### Task details
Duplicate, without alteration, the part of the rows that opens with the line containing "288, 51, 299]" and closes with the line containing "221, 501, 232]", both of those lines included.

========================================================================

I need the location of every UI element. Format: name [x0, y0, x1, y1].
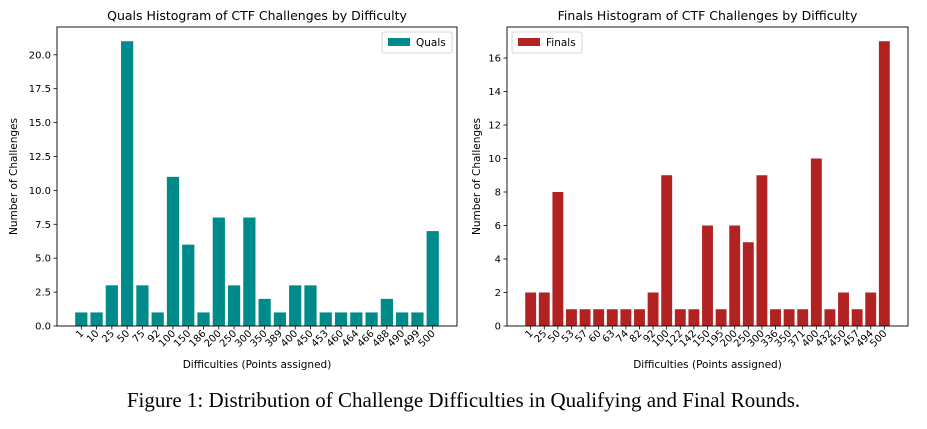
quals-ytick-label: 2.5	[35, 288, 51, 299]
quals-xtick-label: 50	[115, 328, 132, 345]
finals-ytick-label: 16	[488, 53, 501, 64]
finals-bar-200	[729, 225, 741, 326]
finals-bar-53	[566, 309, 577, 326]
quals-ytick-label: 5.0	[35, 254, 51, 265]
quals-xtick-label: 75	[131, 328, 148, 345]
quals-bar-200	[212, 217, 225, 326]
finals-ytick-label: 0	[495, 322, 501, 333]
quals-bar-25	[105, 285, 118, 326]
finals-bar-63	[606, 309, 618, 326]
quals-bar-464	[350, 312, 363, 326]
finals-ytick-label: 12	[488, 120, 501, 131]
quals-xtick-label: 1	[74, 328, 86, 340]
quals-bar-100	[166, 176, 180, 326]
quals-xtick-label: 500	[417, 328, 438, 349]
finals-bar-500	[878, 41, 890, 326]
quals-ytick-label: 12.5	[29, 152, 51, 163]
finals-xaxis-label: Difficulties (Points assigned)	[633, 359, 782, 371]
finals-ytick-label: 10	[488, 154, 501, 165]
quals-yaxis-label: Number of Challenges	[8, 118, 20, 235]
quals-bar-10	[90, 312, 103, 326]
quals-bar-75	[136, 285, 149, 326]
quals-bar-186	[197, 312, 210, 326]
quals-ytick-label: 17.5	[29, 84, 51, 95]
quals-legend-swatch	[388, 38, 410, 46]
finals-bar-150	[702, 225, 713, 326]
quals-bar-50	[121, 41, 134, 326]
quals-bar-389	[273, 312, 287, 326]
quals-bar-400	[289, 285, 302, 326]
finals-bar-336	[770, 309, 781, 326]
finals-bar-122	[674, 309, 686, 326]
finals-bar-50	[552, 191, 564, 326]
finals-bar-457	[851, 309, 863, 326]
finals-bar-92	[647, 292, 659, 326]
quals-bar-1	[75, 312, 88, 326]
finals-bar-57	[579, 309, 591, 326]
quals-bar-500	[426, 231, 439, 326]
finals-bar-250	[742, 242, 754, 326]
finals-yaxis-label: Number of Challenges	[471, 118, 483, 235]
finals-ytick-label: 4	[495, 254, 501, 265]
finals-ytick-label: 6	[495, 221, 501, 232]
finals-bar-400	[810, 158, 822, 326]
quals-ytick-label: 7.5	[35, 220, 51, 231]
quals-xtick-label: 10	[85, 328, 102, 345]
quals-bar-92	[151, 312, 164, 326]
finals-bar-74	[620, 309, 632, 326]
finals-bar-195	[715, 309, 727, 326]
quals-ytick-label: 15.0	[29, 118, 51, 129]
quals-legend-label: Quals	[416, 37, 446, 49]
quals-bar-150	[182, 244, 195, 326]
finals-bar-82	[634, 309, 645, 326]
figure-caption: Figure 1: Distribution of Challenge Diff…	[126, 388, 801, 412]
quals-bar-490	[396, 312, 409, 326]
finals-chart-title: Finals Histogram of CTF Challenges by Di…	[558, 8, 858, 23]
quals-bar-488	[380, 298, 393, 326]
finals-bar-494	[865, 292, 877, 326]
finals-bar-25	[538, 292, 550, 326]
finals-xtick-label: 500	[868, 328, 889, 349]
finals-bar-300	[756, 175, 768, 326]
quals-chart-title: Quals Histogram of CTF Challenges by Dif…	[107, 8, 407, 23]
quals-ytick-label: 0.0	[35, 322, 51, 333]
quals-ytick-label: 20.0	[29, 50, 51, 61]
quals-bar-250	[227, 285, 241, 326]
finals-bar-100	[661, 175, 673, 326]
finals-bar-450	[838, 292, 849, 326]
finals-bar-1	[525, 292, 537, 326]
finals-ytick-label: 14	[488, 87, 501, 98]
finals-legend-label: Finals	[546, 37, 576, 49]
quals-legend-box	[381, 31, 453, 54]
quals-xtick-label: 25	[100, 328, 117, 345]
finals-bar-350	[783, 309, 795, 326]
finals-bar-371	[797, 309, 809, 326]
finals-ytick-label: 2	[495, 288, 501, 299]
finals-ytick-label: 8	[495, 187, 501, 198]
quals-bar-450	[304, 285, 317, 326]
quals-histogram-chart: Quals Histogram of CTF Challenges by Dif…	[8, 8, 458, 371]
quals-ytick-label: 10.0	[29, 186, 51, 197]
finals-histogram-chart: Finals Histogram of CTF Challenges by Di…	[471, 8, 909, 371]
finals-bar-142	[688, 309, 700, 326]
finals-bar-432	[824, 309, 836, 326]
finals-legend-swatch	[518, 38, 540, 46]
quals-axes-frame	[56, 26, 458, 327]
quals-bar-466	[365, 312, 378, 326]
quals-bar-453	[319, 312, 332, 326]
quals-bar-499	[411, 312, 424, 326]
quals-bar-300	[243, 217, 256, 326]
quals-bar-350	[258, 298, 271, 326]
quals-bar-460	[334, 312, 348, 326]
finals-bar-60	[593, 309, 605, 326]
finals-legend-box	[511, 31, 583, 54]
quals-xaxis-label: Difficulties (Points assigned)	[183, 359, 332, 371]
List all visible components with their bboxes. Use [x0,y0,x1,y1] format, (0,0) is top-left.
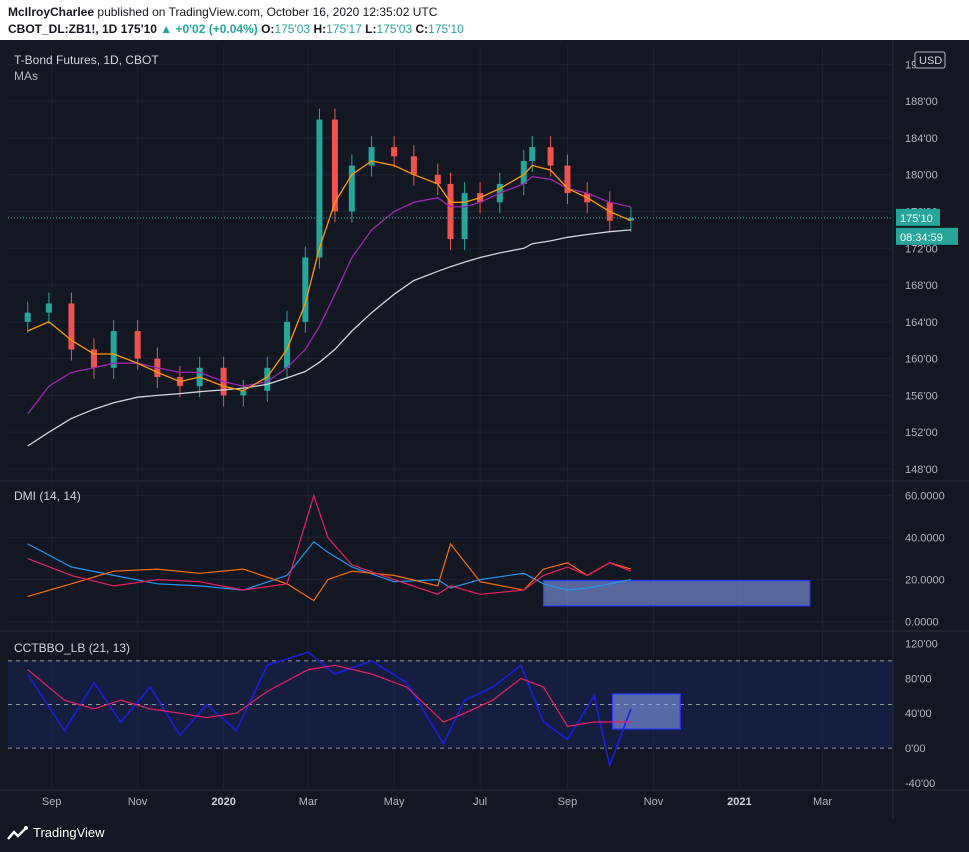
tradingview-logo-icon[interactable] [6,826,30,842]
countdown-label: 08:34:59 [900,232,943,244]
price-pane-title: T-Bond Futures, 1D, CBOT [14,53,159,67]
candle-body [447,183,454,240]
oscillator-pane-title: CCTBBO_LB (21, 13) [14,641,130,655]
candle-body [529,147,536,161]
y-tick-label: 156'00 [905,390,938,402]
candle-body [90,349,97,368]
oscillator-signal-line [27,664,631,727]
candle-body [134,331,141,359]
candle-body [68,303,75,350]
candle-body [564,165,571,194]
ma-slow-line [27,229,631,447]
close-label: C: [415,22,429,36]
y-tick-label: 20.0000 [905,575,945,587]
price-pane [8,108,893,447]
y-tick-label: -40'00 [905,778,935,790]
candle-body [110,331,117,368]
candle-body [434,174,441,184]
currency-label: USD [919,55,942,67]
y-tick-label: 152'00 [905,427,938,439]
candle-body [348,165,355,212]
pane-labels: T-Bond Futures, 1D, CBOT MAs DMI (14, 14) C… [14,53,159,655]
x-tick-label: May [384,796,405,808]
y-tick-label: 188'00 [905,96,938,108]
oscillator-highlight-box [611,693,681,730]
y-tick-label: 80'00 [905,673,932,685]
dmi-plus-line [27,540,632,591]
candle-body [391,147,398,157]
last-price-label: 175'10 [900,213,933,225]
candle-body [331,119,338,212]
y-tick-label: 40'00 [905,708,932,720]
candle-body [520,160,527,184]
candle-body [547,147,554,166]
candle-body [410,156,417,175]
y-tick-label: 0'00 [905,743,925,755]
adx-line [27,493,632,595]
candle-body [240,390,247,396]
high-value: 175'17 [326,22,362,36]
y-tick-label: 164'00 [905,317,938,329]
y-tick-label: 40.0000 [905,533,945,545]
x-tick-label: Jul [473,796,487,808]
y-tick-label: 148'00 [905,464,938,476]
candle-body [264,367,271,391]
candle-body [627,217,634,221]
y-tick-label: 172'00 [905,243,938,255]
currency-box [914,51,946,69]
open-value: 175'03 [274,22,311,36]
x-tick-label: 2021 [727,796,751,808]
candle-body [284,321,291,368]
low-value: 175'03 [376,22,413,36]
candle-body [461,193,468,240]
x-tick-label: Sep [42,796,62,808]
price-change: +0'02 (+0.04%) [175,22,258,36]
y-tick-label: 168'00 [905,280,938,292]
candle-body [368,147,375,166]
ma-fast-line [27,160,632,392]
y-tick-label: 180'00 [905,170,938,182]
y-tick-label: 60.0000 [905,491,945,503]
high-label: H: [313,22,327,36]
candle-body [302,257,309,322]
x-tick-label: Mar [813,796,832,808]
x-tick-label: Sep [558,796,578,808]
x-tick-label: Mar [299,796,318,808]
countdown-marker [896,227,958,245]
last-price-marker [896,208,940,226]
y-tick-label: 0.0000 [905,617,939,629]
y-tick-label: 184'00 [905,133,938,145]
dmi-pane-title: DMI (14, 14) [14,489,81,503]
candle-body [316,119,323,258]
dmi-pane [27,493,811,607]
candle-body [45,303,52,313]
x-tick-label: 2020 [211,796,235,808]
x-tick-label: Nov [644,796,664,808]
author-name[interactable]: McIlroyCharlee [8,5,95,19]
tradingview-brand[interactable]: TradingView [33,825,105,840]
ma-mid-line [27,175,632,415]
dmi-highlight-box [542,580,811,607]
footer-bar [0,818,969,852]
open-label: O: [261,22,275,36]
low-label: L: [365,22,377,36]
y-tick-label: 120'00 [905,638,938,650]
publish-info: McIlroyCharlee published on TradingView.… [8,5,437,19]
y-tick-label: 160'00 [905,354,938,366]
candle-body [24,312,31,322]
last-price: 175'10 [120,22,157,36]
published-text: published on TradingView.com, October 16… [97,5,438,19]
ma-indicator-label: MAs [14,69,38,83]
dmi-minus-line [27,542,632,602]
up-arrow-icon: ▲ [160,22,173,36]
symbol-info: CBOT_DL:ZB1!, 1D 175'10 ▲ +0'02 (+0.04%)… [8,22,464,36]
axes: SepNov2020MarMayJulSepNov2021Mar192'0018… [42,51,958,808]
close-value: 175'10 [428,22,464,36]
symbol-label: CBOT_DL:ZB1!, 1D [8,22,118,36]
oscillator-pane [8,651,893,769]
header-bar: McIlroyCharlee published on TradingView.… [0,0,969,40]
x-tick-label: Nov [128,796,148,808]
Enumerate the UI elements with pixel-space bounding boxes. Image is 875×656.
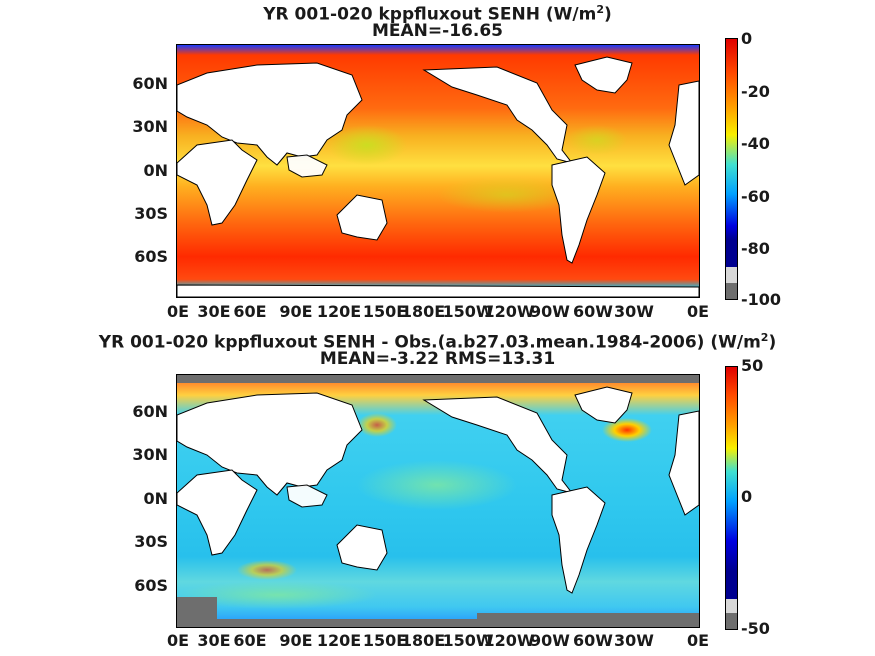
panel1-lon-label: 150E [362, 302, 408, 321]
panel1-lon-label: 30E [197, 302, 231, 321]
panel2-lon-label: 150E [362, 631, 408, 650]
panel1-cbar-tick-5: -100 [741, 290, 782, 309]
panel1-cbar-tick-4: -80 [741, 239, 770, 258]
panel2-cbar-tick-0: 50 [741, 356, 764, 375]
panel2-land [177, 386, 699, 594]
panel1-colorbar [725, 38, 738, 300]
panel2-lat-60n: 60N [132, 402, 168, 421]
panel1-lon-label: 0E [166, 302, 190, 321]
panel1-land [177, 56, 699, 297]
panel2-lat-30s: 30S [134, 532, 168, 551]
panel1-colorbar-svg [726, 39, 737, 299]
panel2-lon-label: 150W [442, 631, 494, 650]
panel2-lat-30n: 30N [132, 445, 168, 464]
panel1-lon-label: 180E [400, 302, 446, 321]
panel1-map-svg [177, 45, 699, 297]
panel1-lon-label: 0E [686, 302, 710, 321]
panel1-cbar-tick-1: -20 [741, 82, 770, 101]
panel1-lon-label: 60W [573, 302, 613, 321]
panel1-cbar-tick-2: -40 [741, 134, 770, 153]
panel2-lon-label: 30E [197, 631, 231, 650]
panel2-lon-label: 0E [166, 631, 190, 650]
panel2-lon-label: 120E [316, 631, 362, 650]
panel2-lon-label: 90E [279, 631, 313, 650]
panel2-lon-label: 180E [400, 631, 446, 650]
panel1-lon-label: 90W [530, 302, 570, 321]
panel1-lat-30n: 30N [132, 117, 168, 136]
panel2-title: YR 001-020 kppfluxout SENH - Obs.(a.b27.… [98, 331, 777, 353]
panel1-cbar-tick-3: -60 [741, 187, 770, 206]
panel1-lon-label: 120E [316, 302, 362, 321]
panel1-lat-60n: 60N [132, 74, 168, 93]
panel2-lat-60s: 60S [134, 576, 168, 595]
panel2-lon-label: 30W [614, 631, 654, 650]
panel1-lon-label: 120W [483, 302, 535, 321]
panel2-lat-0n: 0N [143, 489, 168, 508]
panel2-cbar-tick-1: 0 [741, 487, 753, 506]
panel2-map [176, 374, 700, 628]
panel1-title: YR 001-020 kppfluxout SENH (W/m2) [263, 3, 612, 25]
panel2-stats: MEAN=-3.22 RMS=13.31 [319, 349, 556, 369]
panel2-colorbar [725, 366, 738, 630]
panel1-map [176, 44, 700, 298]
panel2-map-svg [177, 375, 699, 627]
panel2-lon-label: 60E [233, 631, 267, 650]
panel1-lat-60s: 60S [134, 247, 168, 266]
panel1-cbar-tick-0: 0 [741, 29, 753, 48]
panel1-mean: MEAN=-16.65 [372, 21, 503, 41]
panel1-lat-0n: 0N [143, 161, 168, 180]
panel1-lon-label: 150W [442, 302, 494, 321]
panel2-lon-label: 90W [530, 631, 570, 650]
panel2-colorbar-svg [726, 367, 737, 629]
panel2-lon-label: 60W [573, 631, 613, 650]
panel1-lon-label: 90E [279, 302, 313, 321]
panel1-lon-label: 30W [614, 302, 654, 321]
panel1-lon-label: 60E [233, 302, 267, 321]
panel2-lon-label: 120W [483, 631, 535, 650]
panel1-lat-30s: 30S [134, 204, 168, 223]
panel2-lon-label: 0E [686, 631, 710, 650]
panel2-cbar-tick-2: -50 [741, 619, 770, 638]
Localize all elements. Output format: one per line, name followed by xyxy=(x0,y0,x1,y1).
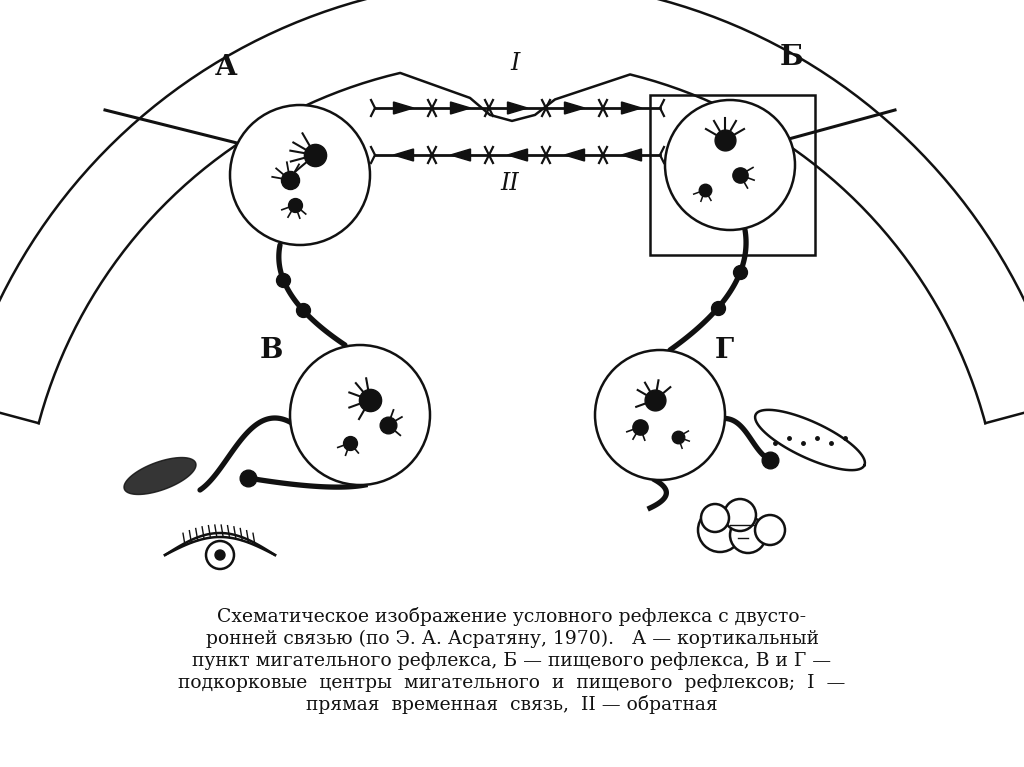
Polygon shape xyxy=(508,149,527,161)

========================================================================

### Final result
quals-ytick-label: 2.5	[35, 288, 51, 299]
quals-xtick-label: 50	[115, 328, 132, 345]
finals-ytick-label: 16	[488, 53, 501, 64]
finals-bar-200	[729, 225, 741, 326]
finals-bar-53	[566, 309, 577, 326]
quals-ytick-label: 5.0	[35, 254, 51, 265]
quals-xtick-label: 75	[131, 328, 148, 345]
quals-bar-200	[212, 217, 225, 326]
finals-ytick-label: 0	[495, 322, 501, 333]
quals-bar-25	[105, 285, 118, 326]
finals-bar-63	[606, 309, 618, 326]
quals-bar-464	[350, 312, 363, 326]
finals-ytick-label: 12	[488, 120, 501, 131]
quals-xtick-label: 1	[74, 328, 86, 340]
quals-bar-100	[166, 176, 180, 326]
quals-xtick-label: 500	[417, 328, 438, 349]
finals-bar-500	[878, 41, 890, 326]
quals-ytick-label: 12.5	[29, 152, 51, 163]
finals-xaxis-label: Difficulties (Points assigned)	[633, 359, 782, 371]
finals-ytick-label: 10	[488, 154, 501, 165]
quals-yaxis-label: Number of Challenges	[8, 118, 20, 235]
quals-bar-10	[90, 312, 103, 326]
quals-bar-75	[136, 285, 149, 326]
quals-bar-186	[197, 312, 210, 326]
quals-ytick-label: 17.5	[29, 84, 51, 95]
quals-legend-swatch	[388, 38, 410, 46]
finals-bar-150	[702, 225, 713, 326]
quals-bar-50	[121, 41, 134, 326]
quals-bar-389	[273, 312, 287, 326]
quals-bar-400	[289, 285, 302, 326]
finals-bar-336	[770, 309, 781, 326]
finals-bar-122	[674, 309, 686, 326]
finals-bar-50	[552, 191, 564, 326]
finals-bar-457	[851, 309, 863, 326]
finals-bar-92	[647, 292, 659, 326]
quals-bar-1	[75, 312, 88, 326]
finals-bar-57	[579, 309, 591, 326]
quals-bar-500	[426, 231, 439, 326]
finals-bar-250	[742, 242, 754, 326]
finals-yaxis-label: Number of Challenges	[471, 118, 483, 235]
finals-ytick-label: 4	[495, 254, 501, 265]
finals-ytick-label: 6	[495, 221, 501, 232]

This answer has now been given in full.